▸ WHAT IS NEEDED
Each line that holds the string "кадров" counts once; say how many such lines there are and add nothing.

▸ DATA LISTING

=-=-=

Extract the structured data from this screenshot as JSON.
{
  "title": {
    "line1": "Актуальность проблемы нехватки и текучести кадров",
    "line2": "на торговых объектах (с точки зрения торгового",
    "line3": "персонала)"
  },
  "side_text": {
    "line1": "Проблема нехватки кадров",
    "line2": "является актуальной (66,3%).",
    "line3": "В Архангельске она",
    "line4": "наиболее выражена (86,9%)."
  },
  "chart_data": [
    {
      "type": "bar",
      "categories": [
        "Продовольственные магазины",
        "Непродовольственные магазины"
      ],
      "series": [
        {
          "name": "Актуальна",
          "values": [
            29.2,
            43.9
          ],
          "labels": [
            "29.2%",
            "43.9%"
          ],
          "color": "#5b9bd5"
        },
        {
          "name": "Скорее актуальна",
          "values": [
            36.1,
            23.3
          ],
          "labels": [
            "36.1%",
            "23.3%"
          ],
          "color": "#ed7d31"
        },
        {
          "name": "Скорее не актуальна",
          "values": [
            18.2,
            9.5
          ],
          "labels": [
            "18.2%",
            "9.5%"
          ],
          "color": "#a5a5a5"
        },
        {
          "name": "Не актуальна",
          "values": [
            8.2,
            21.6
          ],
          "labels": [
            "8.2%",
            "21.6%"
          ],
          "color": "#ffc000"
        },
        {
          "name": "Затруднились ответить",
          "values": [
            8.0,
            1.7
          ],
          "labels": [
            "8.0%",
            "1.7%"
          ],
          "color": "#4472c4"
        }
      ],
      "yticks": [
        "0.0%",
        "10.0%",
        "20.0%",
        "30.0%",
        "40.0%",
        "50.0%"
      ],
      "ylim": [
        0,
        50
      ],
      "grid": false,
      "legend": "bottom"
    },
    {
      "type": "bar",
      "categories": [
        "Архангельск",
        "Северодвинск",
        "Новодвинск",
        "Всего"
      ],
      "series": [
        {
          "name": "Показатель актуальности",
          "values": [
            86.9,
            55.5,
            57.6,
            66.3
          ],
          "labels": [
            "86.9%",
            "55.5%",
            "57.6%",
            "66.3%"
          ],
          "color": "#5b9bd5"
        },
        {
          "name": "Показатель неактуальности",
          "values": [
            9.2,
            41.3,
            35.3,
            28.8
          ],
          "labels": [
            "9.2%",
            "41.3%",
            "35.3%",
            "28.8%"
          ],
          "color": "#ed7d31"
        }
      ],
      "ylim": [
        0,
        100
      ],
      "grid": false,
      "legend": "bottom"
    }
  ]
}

=-=-=

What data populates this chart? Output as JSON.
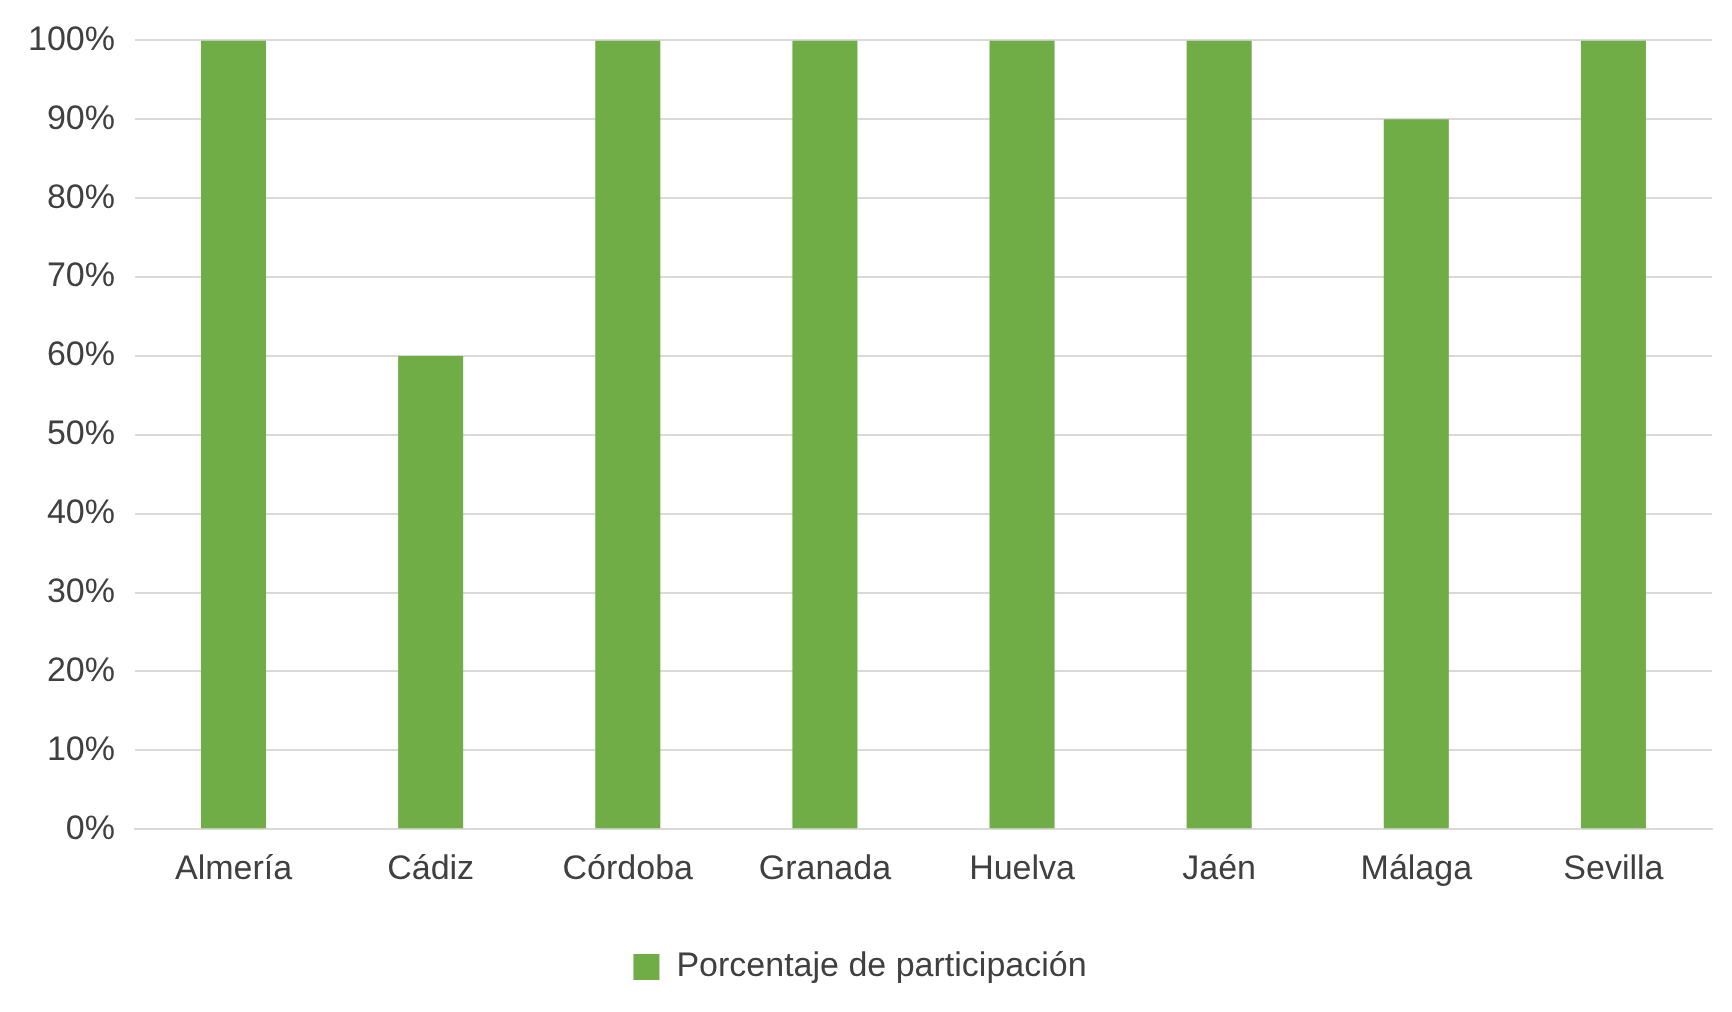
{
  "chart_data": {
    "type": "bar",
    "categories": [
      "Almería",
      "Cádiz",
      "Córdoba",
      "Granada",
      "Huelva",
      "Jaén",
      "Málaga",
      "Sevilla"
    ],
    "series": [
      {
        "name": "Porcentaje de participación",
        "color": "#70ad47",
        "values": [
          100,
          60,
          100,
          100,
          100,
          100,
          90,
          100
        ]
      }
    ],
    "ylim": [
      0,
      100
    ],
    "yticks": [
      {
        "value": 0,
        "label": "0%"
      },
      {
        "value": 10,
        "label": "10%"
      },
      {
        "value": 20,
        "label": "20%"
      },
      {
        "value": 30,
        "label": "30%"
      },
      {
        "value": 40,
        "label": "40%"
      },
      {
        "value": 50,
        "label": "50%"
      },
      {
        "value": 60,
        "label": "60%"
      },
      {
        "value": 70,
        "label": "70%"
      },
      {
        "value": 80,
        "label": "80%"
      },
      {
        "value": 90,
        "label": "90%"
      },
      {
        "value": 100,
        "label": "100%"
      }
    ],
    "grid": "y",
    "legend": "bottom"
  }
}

=-=-=

▸ OUTPUT FOR THIS TASK
2